#### Do this
Transcribe each record below word for word.

Excerpt from a dataset
--------

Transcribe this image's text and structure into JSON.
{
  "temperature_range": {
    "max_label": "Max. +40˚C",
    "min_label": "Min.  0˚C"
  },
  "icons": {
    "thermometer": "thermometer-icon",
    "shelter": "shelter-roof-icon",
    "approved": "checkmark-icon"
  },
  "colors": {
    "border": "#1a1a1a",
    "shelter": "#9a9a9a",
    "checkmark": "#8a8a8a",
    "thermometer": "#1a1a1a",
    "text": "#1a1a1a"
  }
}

--------

#### Solution to this problem
Transcribe this image's text and structure into JSON.
{
  "temperature_range": {
    "max_label": "Max. +40˚C",
    "min_label": "Min.  0˚C"
  },
  "icons": {
    "thermometer": "thermometer-icon",
    "shelter": "shelter-roof-icon",
    "approved": "checkmark-icon"
  },
  "colors": {
    "border": "#1a1a1a",
    "shelter": "#9a9a9a",
    "checkmark": "#8a8a8a",
    "thermometer": "#1a1a1a",
    "text": "#1a1a1a"
  }
}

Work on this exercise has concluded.